> Given exercise: Copy the records below exactly as they are written.

──────

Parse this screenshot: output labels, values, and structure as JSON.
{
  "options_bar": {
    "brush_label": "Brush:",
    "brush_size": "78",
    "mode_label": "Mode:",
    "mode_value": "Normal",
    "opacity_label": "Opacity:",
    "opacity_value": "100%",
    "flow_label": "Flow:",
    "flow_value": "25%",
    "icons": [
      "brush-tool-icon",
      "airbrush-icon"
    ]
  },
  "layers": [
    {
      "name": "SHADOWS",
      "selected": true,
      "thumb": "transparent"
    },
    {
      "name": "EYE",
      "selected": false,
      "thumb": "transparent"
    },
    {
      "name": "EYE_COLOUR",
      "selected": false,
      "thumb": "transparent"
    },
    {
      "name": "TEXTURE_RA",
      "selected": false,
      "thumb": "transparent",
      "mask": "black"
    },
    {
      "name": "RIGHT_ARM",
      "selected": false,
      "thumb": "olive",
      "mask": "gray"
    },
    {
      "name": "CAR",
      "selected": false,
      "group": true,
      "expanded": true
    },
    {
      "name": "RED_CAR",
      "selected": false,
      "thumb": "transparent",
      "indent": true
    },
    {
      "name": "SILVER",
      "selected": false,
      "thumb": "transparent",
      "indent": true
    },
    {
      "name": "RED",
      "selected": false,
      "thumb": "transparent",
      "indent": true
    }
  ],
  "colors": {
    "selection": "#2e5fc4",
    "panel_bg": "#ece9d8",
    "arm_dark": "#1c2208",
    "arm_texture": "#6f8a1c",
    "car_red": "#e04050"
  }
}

──────

> Full answer:
Parse this screenshot: output labels, values, and structure as JSON.
{
  "options_bar": {
    "brush_label": "Brush:",
    "brush_size": "78",
    "mode_label": "Mode:",
    "mode_value": "Normal",
    "opacity_label": "Opacity:",
    "opacity_value": "100%",
    "flow_label": "Flow:",
    "flow_value": "25%",
    "icons": [
      "brush-tool-icon",
      "airbrush-icon"
    ]
  },
  "layers": [
    {
      "name": "SHADOWS",
      "selected": true,
      "thumb": "transparent"
    },
    {
      "name": "EYE",
      "selected": false,
      "thumb": "transparent"
    },
    {
      "name": "EYE_COLOUR",
      "selected": false,
      "thumb": "transparent"
    },
    {
      "name": "TEXTURE_RA",
      "selected": false,
      "thumb": "transparent",
      "mask": "black"
    },
    {
      "name": "RIGHT_ARM",
      "selected": false,
      "thumb": "olive",
      "mask": "gray"
    },
    {
      "name": "CAR",
      "selected": false,
      "group": true,
      "expanded": true
    },
    {
      "name": "RED_CAR",
      "selected": false,
      "thumb": "transparent",
      "indent": true
    },
    {
      "name": "SILVER",
      "selected": false,
      "thumb": "transparent",
      "indent": true
    },
    {
      "name": "RED",
      "selected": false,
      "thumb": "transparent",
      "indent": true
    }
  ],
  "colors": {
    "selection": "#2e5fc4",
    "panel_bg": "#ece9d8",
    "arm_dark": "#1c2208",
    "arm_texture": "#6f8a1c",
    "car_red": "#e04050"
  }
}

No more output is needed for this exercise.